[Your task]:
Tally the lines that contain the string "同比增长" and give the number by itself.

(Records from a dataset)
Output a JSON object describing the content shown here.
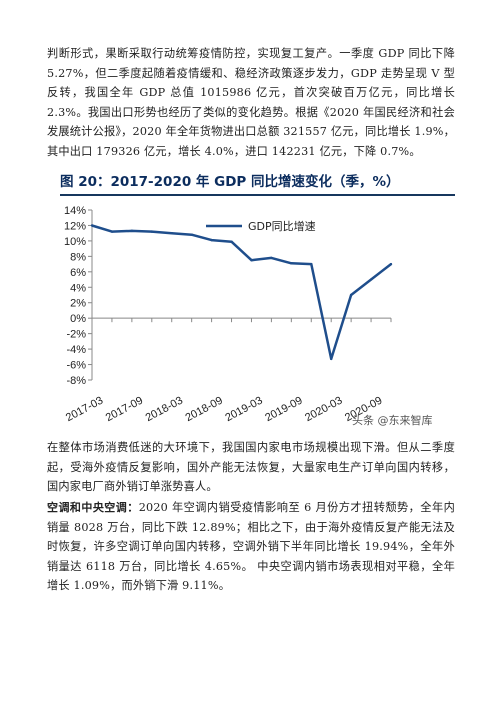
{
  "paragraphs": {
    "p1": "判断形式，果断采取行动统筹疫情防控，实现复工复产。一季度 GDP 同比下降 5.27%，但二季度起随着疫情缓和、稳经济政策逐步发力，GDP 走势呈现 V 型反转，我国全年 GDP 总值 1015986 亿元，首次突破百万亿元，同比增长 2.3%。我国出口形势也经历了类似的变化趋势。根据《2020 年国民经济和社会发展统计公报》，2020 年全年货物进出口总额 321557 亿元，同比增长 1.9%，其中出口 179326 亿元，增长 4.0%，进口 142231 亿元，下降 0.7%。",
    "p2": "在整体市场消费低迷的大环境下，我国国内家电市场规模出现下滑。但从二季度起，受海外疫情反复影响，国外产能无法恢复，大量家电生产订单向国内转移，国内家电厂商外销订单涨势喜人。",
    "p3_heading": "空调和中央空调：",
    "p3_body": "2020 年空调内销受疫情影响至 6 月份方才扭转颓势，全年内销量 8028 万台，同比下跌 12.89%；相比之下，由于海外疫情反复产能无法及时恢复，许多空调订单向国内转移，空调外销下半年同比增长 19.94%，全年外销量达 6118 万台，同比增长 4.65%。 中央空调内销市场表现相对平稳，全年增长 1.09%，而外销下滑 9.11%。"
  },
  "figure": {
    "title": "图 20：2017-2020 年 GDP 同比增速变化（季，%）"
  },
  "watermark": "头条 @东来智库",
  "colors": {
    "series": "#1f4e8c",
    "title": "#0c2d5e"
  },
  "chart_data": {
    "type": "line",
    "title": "",
    "ylim": [
      -8,
      14
    ],
    "yticks": [
      "14%",
      "12%",
      "10%",
      "8%",
      "6%",
      "4%",
      "2%",
      "0%",
      "-2%",
      "-4%",
      "-6%",
      "-8%"
    ],
    "xticks": [
      "2017-03",
      "2017-09",
      "2018-03",
      "2018-09",
      "2019-03",
      "2019-09",
      "2020-03",
      "2020-09"
    ],
    "x": [
      "2017-03",
      "2017-06",
      "2017-09",
      "2017-12",
      "2018-03",
      "2018-06",
      "2018-09",
      "2018-12",
      "2019-03",
      "2019-06",
      "2019-09",
      "2019-12",
      "2020-03",
      "2020-06",
      "2020-09",
      "2020-12"
    ],
    "series": [
      {
        "name": "GDP同比增速",
        "values": [
          12.0,
          11.2,
          11.3,
          11.2,
          11.0,
          10.8,
          10.1,
          9.9,
          7.5,
          7.8,
          7.1,
          7.0,
          -5.27,
          3.0,
          5.0,
          7.0
        ]
      }
    ],
    "legend": "top"
  }
}
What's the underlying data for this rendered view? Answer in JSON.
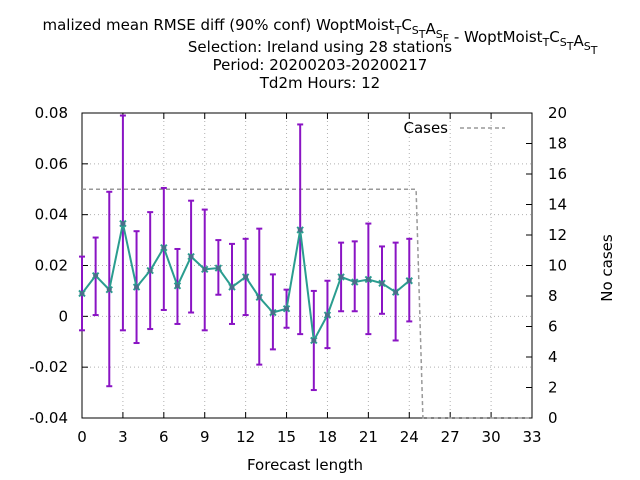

[Result below]:
2